● **Task prompt**: Below are some records. Pull every line that contains the word "structured".

● **Information given**:
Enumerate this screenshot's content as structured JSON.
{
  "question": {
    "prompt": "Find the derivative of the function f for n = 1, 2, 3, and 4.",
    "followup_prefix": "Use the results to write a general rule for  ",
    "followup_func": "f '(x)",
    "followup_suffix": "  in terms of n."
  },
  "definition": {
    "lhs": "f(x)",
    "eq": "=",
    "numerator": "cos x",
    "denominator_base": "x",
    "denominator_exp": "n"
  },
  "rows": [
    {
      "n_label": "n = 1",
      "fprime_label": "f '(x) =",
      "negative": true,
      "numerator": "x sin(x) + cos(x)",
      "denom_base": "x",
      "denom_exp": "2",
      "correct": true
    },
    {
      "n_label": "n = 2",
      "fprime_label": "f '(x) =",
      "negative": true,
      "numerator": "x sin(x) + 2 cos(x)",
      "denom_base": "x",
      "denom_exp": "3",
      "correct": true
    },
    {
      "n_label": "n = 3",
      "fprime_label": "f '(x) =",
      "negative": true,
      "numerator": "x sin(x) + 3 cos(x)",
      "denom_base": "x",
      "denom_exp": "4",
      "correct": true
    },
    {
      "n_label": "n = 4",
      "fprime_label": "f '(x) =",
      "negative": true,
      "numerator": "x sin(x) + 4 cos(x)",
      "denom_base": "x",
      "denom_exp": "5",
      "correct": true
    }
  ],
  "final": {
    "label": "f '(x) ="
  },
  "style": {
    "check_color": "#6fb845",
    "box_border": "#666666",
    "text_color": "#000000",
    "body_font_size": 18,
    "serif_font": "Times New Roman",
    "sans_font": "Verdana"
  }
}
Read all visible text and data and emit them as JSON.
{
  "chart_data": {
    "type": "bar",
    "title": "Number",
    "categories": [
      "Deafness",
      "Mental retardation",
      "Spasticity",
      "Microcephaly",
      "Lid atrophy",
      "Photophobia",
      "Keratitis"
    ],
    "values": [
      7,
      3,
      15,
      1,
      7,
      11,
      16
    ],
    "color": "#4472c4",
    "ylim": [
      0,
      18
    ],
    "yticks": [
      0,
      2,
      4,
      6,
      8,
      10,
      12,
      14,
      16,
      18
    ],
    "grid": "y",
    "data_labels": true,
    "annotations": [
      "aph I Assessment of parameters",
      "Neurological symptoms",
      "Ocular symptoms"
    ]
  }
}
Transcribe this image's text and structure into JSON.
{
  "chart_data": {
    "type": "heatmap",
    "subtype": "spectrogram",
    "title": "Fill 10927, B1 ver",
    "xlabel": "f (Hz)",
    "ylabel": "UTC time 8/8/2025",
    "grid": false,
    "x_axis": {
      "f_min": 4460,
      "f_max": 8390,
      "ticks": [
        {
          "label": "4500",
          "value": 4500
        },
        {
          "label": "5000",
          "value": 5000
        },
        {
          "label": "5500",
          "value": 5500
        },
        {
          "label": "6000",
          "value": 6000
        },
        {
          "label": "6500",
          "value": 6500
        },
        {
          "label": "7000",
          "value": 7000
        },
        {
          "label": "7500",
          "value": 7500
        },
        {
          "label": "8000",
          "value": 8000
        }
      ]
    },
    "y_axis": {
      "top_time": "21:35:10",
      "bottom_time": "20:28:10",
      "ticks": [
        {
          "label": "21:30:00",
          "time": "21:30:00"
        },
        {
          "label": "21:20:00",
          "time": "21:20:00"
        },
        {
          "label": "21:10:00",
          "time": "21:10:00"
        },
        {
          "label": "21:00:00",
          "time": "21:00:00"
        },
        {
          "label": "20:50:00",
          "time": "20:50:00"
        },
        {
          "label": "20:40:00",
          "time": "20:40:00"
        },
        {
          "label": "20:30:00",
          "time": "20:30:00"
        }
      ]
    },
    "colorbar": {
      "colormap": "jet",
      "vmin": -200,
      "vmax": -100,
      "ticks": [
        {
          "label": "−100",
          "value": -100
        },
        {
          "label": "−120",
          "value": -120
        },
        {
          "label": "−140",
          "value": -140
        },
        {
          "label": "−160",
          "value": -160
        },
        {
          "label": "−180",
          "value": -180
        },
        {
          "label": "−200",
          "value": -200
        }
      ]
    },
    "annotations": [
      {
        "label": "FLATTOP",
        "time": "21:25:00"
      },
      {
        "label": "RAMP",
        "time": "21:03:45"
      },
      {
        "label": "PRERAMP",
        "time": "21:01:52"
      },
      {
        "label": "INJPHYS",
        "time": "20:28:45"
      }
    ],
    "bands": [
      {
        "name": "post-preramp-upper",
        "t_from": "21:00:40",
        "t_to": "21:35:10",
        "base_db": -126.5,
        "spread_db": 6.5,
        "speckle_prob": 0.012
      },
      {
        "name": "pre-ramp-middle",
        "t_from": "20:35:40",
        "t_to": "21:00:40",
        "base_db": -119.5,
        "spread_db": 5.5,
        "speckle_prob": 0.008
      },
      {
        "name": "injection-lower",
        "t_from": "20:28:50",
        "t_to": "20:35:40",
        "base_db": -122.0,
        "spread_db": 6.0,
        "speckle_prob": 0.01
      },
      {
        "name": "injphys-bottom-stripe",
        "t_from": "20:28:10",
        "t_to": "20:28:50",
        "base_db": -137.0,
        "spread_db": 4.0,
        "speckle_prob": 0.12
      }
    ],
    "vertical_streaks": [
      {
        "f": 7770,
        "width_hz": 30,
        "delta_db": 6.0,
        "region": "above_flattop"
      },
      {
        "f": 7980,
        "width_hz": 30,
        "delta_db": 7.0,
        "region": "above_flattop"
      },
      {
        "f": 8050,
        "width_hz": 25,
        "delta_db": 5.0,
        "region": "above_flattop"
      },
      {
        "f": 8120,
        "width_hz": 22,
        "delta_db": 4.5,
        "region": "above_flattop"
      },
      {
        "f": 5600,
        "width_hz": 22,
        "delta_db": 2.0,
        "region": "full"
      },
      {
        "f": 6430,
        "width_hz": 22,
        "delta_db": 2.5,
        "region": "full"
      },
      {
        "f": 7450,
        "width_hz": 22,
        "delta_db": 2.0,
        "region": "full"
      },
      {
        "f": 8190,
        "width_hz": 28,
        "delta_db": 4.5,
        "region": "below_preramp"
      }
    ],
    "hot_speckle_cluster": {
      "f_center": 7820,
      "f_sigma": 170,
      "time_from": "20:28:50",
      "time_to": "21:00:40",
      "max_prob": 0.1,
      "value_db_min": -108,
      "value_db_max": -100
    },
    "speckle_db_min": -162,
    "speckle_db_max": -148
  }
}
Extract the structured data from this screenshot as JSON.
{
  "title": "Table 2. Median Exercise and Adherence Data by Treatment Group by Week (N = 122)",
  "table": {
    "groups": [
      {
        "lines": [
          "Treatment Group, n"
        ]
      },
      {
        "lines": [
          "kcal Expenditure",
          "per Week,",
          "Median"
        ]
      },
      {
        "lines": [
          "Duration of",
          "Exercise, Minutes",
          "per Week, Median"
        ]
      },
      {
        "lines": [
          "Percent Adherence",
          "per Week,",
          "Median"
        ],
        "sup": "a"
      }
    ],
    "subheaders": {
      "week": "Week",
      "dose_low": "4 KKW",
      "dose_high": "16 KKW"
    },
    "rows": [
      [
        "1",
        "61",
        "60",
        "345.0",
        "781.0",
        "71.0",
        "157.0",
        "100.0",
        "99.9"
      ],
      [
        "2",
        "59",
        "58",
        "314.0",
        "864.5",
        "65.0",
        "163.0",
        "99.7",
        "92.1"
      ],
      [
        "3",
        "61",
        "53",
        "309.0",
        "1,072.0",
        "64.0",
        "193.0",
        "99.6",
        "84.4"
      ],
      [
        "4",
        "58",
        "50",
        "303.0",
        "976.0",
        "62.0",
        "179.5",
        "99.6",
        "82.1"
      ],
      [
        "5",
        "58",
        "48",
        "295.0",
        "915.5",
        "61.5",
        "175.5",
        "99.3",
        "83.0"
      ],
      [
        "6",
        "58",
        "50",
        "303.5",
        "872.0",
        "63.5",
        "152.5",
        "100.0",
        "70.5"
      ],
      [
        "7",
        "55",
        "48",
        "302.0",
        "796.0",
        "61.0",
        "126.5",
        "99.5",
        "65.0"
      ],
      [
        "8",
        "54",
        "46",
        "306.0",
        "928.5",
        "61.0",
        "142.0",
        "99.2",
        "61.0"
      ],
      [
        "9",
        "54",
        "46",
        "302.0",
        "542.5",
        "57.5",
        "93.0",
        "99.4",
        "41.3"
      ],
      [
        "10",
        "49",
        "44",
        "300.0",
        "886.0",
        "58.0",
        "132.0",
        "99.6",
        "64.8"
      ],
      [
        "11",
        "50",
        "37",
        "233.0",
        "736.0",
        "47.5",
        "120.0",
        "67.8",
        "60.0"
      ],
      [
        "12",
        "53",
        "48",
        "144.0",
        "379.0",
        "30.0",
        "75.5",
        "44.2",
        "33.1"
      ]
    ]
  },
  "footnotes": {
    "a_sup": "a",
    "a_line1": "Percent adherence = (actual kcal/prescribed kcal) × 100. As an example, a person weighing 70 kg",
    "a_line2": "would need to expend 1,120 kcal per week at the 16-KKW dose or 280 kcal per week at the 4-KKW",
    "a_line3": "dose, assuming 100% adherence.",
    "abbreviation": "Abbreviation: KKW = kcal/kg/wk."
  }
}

● **Exercise solution**:
Enumerate this screenshot's content as structured JSON.
Extract the structured data from this screenshot as JSON.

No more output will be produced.